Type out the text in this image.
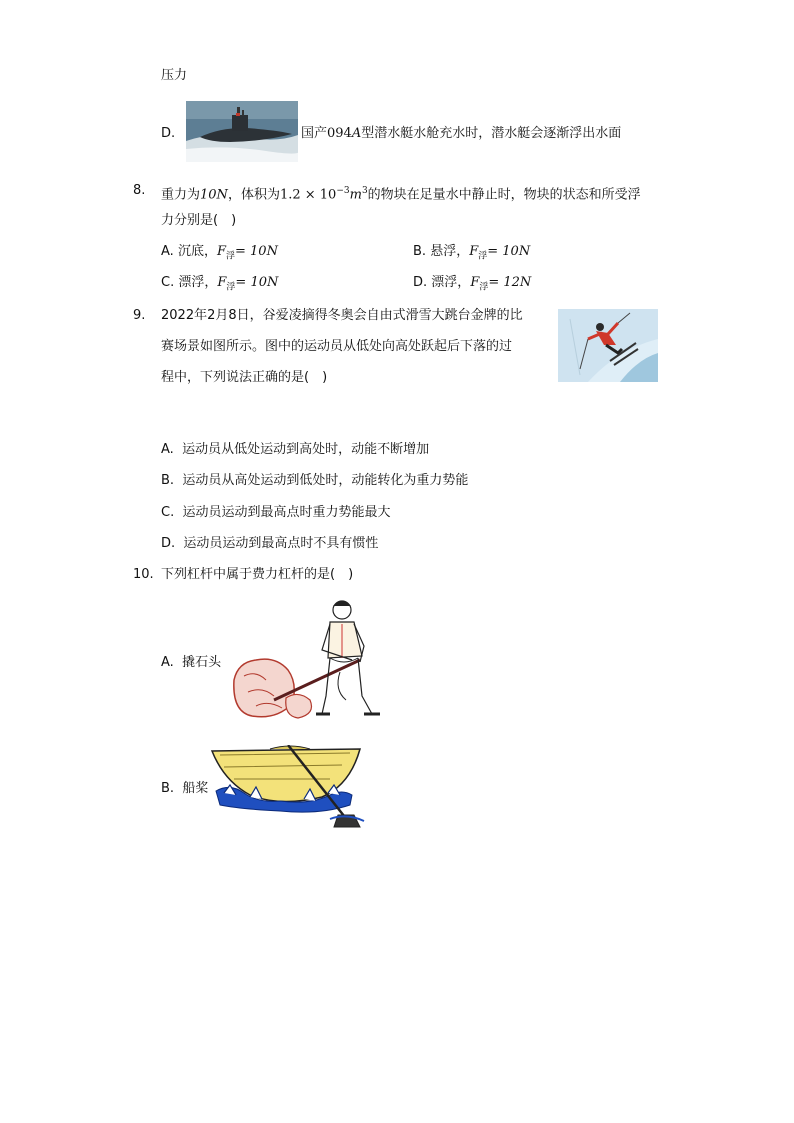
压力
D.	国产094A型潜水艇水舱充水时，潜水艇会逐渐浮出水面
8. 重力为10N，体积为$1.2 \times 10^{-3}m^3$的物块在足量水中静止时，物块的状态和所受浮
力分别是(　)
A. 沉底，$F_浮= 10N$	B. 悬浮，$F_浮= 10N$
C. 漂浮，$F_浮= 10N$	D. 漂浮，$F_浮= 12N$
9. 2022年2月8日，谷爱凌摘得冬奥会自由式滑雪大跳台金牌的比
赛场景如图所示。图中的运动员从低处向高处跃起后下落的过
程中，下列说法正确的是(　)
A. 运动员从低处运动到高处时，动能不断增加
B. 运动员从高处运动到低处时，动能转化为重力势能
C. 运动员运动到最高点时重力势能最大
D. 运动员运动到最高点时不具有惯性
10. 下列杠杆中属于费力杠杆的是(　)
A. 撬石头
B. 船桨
----------------------------------------
• [Your task]:
Without including any pictures, please restate all the records exactly.

• [Written response]:
Type out the text in this image.
压力
D.	国产094A型潜水艇水舱充水时，潜水艇会逐渐浮出水面
8. 重力为10N，体积为$1.2 \times 10^{-3}m^3$的物块在足量水中静止时，物块的状态和所受浮
力分别是(　)
A. 沉底，$F_浮= 10N$	B. 悬浮，$F_浮= 10N$
C. 漂浮，$F_浮= 10N$	D. 漂浮，$F_浮= 12N$
9. 2022年2月8日，谷爱凌摘得冬奥会自由式滑雪大跳台金牌的比
赛场景如图所示。图中的运动员从低处向高处跃起后下落的过
程中，下列说法正确的是(　)
A. 运动员从低处运动到高处时，动能不断增加
B. 运动员从高处运动到低处时，动能转化为重力势能
C. 运动员运动到最高点时重力势能最大
D. 运动员运动到最高点时不具有惯性
10. 下列杠杆中属于费力杠杆的是(　)
A. 撬石头
B. 船桨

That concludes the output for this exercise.